__Written instruction__
Copy the data precisely, character for character, and leave out every picture.

__Stored rows__
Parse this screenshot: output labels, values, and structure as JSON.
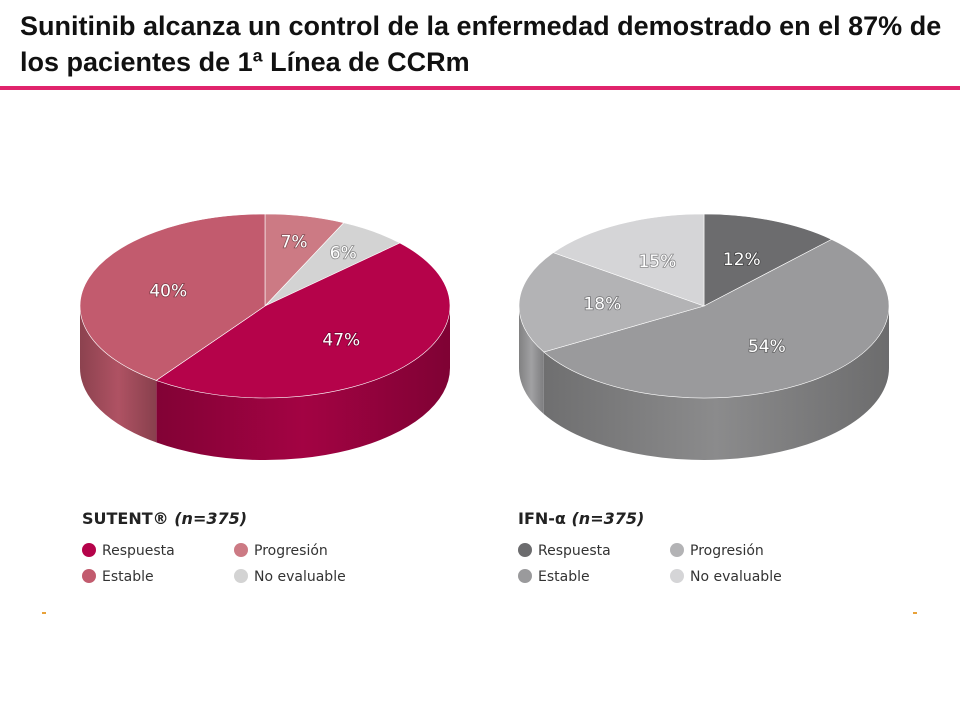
{
  "title": "Sunitinib alcanza un control de la enfermedad demostrado en el 87% de los pacientes de 1ª Línea de CCRm",
  "colors": {
    "accent_rule": "#e0246c"
  },
  "chart_data": [
    {
      "type": "pie",
      "legend_title": "SUTENT®",
      "legend_n": "(n=375)",
      "slices": [
        {
          "label": "Respuesta",
          "value": 47,
          "text": "47%",
          "color": "#b5034a"
        },
        {
          "label": "Estable",
          "value": 40,
          "text": "40%",
          "color": "#c25b6e"
        },
        {
          "label": "Progresión",
          "value": 7,
          "text": "7%",
          "color": "#cc7a84"
        },
        {
          "label": "No evaluable",
          "value": 6,
          "text": "6%",
          "color": "#d3d3d3"
        }
      ],
      "legend_placement": "bottom"
    },
    {
      "type": "pie",
      "legend_title": "IFN-α",
      "legend_n": "(n=375)",
      "slices": [
        {
          "label": "Respuesta",
          "value": 12,
          "text": "12%",
          "color": "#6c6c6e"
        },
        {
          "label": "Estable",
          "value": 54,
          "text": "54%",
          "color": "#9a9a9c"
        },
        {
          "label": "Progresión",
          "value": 18,
          "text": "18%",
          "color": "#b3b3b5"
        },
        {
          "label": "No evaluable",
          "value": 15,
          "text": "15%",
          "color": "#d5d5d7"
        }
      ],
      "legend_placement": "bottom"
    }
  ]
}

__Answer__
Parse this screenshot: output labels, values, and structure as JSON.
{
  "title": "Sunitinib alcanza un control de la enfermedad demostrado en el 87% de los pacientes de 1ª Línea de CCRm",
  "colors": {
    "accent_rule": "#e0246c"
  },
  "chart_data": [
    {
      "type": "pie",
      "legend_title": "SUTENT®",
      "legend_n": "(n=375)",
      "slices": [
        {
          "label": "Respuesta",
          "value": 47,
          "text": "47%",
          "color": "#b5034a"
        },
        {
          "label": "Estable",
          "value": 40,
          "text": "40%",
          "color": "#c25b6e"
        },
        {
          "label": "Progresión",
          "value": 7,
          "text": "7%",
          "color": "#cc7a84"
        },
        {
          "label": "No evaluable",
          "value": 6,
          "text": "6%",
          "color": "#d3d3d3"
        }
      ],
      "legend_placement": "bottom"
    },
    {
      "type": "pie",
      "legend_title": "IFN-α",
      "legend_n": "(n=375)",
      "slices": [
        {
          "label": "Respuesta",
          "value": 12,
          "text": "12%",
          "color": "#6c6c6e"
        },
        {
          "label": "Estable",
          "value": 54,
          "text": "54%",
          "color": "#9a9a9c"
        },
        {
          "label": "Progresión",
          "value": 18,
          "text": "18%",
          "color": "#b3b3b5"
        },
        {
          "label": "No evaluable",
          "value": 15,
          "text": "15%",
          "color": "#d5d5d7"
        }
      ],
      "legend_placement": "bottom"
    }
  ]
}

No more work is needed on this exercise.